▼

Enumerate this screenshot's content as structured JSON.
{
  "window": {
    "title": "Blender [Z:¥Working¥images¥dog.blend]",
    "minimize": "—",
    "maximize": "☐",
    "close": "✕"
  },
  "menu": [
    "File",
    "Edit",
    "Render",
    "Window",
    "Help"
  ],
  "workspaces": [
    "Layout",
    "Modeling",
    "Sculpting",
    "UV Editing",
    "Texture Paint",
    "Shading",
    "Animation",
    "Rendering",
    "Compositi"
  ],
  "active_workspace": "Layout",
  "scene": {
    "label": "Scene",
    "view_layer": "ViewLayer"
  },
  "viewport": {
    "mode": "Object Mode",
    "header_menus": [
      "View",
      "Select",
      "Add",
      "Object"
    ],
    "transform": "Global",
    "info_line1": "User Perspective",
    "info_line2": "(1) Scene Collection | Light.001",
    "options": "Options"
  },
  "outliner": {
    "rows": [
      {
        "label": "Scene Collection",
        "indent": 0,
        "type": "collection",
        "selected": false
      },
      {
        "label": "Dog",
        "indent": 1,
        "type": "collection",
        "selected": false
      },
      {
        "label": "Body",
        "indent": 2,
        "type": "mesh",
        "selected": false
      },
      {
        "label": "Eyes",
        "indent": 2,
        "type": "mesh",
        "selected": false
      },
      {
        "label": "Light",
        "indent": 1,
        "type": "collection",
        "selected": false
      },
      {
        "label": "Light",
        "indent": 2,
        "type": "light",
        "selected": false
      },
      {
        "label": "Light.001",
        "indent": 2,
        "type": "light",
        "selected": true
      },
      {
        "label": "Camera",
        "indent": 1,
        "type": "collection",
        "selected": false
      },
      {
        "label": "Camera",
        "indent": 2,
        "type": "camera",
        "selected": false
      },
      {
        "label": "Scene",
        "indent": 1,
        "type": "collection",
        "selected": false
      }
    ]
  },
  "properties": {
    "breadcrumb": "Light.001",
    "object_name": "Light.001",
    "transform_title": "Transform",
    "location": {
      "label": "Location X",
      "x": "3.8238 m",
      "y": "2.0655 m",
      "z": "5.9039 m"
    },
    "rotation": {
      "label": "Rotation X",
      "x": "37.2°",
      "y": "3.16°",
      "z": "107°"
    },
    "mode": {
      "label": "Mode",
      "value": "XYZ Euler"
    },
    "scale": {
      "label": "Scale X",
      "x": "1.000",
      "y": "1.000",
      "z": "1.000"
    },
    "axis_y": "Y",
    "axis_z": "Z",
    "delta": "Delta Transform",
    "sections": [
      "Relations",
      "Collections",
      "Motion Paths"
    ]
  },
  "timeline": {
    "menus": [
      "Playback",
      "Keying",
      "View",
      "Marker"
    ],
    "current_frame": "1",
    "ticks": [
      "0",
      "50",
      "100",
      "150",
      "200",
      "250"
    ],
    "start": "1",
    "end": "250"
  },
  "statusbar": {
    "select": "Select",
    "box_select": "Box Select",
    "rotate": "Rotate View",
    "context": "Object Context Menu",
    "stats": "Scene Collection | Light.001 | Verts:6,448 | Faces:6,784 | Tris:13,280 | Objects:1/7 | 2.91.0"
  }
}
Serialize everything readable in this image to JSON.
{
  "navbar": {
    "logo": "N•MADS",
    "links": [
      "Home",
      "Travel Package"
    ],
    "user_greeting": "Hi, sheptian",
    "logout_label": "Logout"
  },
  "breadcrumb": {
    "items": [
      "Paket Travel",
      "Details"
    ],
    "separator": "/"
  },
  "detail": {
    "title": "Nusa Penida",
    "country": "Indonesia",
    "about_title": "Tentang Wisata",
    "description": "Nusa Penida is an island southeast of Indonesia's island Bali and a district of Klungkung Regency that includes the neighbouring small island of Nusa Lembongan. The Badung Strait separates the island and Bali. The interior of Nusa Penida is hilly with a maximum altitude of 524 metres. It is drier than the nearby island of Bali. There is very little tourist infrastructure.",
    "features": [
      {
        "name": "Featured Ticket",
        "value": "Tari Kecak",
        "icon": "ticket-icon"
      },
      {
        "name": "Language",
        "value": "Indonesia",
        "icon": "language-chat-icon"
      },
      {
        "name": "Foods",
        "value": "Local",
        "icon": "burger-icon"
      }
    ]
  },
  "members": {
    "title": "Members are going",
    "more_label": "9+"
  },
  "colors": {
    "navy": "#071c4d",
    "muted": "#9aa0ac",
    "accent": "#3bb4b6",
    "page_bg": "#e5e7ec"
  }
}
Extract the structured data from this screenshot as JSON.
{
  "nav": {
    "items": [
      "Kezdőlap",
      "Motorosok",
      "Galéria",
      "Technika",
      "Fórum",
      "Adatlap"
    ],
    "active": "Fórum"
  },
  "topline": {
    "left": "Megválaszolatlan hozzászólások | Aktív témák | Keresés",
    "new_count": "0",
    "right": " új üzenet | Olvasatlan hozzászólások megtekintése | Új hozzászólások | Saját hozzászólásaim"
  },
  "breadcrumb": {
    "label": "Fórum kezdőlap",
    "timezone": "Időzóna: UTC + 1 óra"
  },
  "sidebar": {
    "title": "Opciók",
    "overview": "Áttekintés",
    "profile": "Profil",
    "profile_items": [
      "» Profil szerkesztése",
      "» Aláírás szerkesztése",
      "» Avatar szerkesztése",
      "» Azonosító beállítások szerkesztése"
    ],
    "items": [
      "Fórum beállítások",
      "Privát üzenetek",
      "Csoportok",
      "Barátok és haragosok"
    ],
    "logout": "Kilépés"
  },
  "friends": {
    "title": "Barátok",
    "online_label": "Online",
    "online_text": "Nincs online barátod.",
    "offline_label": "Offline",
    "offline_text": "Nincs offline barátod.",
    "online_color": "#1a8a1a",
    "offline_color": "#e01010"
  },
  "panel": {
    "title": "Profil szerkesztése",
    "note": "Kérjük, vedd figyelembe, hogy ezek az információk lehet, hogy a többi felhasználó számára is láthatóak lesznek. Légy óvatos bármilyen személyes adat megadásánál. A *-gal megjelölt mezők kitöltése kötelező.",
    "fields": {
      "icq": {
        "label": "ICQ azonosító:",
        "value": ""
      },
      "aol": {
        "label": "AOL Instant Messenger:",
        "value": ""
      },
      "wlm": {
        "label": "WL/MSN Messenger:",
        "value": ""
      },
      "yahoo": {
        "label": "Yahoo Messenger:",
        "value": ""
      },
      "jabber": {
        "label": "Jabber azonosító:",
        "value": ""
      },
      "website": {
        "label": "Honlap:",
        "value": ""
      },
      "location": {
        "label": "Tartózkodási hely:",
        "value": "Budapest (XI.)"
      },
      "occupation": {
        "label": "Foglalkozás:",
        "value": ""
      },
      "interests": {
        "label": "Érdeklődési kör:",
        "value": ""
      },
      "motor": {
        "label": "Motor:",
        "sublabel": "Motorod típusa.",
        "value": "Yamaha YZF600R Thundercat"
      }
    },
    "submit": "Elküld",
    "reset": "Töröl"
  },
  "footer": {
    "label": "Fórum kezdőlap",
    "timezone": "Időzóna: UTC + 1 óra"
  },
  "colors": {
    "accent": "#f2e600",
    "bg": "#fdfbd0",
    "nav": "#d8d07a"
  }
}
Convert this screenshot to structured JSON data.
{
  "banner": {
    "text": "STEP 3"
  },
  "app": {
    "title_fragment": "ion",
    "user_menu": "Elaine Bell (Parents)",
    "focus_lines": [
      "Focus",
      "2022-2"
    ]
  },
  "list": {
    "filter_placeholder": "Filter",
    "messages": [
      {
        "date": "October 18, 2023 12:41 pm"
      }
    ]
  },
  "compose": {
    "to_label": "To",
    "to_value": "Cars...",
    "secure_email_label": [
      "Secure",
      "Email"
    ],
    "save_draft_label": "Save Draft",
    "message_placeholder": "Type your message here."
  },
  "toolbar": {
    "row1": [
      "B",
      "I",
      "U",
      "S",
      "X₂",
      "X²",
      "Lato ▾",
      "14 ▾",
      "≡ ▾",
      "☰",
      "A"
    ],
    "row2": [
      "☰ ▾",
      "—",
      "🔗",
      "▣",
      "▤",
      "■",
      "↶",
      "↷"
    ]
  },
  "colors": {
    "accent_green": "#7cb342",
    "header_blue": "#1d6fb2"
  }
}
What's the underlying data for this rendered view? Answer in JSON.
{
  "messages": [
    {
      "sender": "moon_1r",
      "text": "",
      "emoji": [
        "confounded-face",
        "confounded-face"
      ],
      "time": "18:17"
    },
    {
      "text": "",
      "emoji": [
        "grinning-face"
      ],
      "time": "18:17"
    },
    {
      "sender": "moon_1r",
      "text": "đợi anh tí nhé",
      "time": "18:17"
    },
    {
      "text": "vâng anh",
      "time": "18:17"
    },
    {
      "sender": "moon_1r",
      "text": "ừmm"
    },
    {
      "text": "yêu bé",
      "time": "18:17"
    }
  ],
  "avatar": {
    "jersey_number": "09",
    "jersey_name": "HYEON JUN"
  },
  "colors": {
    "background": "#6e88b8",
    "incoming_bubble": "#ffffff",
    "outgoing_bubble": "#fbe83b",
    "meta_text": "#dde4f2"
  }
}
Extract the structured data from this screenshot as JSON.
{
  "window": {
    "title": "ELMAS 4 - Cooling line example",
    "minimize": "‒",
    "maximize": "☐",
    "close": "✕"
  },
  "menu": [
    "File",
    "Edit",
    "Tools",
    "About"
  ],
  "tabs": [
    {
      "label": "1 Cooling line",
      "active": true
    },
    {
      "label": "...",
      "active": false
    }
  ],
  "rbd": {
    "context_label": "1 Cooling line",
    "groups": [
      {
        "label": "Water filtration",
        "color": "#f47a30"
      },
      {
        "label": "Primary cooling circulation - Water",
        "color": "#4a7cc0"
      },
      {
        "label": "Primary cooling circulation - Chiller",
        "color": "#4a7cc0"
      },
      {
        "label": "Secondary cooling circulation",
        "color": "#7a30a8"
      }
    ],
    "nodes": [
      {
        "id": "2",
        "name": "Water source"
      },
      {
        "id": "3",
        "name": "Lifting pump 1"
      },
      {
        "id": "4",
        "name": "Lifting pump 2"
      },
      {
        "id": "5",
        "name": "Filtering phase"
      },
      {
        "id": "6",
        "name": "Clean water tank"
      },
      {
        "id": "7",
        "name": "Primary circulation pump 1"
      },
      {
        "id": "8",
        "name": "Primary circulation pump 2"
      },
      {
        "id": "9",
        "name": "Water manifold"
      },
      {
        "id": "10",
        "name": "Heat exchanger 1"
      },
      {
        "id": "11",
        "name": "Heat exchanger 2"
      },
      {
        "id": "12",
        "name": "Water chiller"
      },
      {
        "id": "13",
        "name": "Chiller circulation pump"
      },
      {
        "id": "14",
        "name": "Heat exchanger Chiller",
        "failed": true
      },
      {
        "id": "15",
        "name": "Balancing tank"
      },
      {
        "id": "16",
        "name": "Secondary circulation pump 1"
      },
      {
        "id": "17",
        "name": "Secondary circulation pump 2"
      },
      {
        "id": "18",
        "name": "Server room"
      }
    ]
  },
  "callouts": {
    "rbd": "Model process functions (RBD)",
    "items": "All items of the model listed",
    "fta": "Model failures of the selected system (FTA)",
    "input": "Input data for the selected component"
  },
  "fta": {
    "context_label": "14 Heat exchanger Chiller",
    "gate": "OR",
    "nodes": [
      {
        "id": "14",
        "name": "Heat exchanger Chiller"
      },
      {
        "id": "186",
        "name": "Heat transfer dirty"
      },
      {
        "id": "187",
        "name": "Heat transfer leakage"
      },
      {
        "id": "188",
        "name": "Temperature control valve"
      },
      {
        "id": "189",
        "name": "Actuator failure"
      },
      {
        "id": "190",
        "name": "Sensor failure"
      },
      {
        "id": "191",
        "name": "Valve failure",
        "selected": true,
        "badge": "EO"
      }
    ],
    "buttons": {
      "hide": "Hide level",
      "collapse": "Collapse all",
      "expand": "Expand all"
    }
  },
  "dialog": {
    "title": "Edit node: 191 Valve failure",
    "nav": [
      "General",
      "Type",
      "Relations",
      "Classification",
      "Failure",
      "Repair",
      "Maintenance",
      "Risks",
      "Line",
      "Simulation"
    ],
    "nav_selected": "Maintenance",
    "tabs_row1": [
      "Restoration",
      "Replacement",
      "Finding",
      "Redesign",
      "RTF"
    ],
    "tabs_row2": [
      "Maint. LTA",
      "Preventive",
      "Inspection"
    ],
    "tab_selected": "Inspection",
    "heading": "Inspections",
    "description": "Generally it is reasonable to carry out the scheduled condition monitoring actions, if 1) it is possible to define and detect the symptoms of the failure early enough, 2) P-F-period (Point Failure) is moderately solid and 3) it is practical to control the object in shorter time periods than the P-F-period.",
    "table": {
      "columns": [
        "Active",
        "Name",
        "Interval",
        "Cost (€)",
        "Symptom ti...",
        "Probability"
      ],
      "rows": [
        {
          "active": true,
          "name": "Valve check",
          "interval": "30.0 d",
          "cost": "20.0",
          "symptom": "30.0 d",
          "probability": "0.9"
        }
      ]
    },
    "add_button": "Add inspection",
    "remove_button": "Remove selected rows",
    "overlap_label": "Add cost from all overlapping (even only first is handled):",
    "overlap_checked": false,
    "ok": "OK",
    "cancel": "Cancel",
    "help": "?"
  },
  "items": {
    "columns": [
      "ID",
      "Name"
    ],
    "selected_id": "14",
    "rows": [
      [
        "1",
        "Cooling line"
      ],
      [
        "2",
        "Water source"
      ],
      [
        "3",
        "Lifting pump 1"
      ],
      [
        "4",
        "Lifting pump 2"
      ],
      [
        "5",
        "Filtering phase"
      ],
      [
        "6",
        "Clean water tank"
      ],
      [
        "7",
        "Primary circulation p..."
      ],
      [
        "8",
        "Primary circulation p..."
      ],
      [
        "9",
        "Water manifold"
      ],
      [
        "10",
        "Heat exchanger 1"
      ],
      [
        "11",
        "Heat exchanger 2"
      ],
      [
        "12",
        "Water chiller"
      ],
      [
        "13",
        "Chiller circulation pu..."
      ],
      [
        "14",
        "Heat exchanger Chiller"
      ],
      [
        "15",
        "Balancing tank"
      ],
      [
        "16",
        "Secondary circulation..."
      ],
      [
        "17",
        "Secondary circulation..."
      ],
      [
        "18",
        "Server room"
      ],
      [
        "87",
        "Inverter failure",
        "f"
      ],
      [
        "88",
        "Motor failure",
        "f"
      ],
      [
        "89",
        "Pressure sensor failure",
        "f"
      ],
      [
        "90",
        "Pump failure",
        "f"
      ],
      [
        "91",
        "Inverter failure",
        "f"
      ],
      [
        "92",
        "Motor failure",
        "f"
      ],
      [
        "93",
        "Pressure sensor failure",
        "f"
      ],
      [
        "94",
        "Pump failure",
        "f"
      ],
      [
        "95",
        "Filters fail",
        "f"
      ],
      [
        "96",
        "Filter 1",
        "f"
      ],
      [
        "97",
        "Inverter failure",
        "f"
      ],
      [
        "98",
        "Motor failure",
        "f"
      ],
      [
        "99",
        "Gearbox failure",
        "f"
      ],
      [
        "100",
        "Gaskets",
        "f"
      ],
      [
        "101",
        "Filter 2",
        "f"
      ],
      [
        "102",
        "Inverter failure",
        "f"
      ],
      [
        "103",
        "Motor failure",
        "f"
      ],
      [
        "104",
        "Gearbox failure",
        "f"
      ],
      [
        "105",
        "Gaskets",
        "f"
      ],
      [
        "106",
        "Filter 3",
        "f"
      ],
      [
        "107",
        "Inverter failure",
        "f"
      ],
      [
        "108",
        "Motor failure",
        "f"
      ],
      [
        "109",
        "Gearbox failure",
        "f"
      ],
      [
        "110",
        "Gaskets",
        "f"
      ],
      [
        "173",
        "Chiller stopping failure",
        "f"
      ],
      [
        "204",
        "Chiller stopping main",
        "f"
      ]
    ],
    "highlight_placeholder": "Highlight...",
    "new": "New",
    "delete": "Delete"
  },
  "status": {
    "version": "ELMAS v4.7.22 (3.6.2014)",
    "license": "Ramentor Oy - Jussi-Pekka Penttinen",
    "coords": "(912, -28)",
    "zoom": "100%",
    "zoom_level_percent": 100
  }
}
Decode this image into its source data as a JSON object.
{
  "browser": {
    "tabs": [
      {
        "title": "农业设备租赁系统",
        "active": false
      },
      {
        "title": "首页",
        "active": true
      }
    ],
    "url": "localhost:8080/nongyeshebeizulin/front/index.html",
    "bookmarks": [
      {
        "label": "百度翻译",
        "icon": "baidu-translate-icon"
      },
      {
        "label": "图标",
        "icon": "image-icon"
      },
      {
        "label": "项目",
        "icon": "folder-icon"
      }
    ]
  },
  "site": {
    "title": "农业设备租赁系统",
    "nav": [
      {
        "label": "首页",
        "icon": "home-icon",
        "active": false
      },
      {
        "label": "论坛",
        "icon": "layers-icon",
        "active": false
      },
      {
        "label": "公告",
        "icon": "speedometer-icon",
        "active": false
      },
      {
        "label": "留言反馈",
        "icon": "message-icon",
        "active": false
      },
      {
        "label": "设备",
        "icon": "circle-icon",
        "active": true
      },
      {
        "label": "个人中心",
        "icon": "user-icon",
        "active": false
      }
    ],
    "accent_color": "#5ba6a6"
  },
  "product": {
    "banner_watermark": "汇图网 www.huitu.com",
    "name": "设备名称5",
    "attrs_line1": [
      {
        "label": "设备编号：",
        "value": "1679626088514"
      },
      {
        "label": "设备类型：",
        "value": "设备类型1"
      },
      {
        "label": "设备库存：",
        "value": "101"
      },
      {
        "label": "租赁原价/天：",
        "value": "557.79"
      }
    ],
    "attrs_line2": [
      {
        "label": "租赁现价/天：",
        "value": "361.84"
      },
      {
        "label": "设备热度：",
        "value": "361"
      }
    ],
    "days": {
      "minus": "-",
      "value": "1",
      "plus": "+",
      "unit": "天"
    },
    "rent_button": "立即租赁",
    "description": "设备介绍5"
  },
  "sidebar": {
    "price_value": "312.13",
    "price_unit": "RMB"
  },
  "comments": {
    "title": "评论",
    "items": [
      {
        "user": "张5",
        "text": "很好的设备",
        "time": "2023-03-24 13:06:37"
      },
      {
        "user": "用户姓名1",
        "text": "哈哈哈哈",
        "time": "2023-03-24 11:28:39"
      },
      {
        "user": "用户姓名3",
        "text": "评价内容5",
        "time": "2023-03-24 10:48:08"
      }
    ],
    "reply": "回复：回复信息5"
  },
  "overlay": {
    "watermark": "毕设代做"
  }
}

▲

Say how many lines of the material contain the word "tank", with no other text.

4